▸ What this task involves
Make an exact copy of the listing below.

▸ Excerpted records

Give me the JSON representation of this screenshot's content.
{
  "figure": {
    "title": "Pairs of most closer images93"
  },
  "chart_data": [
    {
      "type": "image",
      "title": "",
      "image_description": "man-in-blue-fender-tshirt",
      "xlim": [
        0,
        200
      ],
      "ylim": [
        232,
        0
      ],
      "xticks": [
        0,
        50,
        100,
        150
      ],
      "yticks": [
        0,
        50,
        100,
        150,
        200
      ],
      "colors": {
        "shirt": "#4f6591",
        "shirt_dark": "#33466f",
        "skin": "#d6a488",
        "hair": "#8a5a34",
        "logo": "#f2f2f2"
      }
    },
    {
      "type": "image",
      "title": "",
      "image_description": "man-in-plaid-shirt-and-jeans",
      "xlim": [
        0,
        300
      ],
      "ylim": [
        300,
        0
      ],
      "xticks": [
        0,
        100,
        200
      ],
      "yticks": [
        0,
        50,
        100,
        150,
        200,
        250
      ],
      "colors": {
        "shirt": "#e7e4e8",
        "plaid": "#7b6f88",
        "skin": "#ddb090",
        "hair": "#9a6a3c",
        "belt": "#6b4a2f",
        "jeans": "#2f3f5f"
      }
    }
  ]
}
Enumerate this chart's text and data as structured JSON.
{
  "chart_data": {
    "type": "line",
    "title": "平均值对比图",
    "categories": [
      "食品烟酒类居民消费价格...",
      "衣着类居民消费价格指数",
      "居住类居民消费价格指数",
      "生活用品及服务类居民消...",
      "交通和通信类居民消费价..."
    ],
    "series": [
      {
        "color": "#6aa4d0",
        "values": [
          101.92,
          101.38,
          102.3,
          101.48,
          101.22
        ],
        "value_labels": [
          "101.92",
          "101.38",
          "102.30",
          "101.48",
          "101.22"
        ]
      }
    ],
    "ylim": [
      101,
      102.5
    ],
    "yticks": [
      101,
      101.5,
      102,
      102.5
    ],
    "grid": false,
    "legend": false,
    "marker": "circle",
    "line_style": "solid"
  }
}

▸ Task solution
Give me the JSON representation of this screenshot's content.
{
  "figure": {
    "title": "Pairs of most closer images93"
  },
  "chart_data": [
    {
      "type": "image",
      "title": "",
      "image_description": "man-in-blue-fender-tshirt",
      "xlim": [
        0,
        200
      ],
      "ylim": [
        232,
        0
      ],
      "xticks": [
        0,
        50,
        100,
        150
      ],
      "yticks": [
        0,
        50,
        100,
        150,
        200
      ],
      "colors": {
        "shirt": "#4f6591",
        "shirt_dark": "#33466f",
        "skin": "#d6a488",
        "hair": "#8a5a34",
        "logo": "#f2f2f2"
      }
    },
    {
      "type": "image",
      "title": "",
      "image_description": "man-in-plaid-shirt-and-jeans",
      "xlim": [
        0,
        300
      ],
      "ylim": [
        300,
        0
      ],
      "xticks": [
        0,
        100,
        200
      ],
      "yticks": [
        0,
        50,
        100,
        150,
        200,
        250
      ],
      "colors": {
        "shirt": "#e7e4e8",
        "plaid": "#7b6f88",
        "skin": "#ddb090",
        "hair": "#9a6a3c",
        "belt": "#6b4a2f",
        "jeans": "#2f3f5f"
      }
    }
  ]
}
Enumerate this chart's text and data as structured JSON.
{
  "chart_data": {
    "type": "line",
    "title": "平均值对比图",
    "categories": [
      "食品烟酒类居民消费价格...",
      "衣着类居民消费价格指数",
      "居住类居民消费价格指数",
      "生活用品及服务类居民消...",
      "交通和通信类居民消费价..."
    ],
    "series": [
      {
        "color": "#6aa4d0",
        "values": [
          101.92,
          101.38,
          102.3,
          101.48,
          101.22
        ],
        "value_labels": [
          "101.92",
          "101.38",
          "102.30",
          "101.48",
          "101.22"
        ]
      }
    ],
    "ylim": [
      101,
      102.5
    ],
    "yticks": [
      101,
      101.5,
      102,
      102.5
    ],
    "grid": false,
    "legend": false,
    "marker": "circle",
    "line_style": "solid"
  }
}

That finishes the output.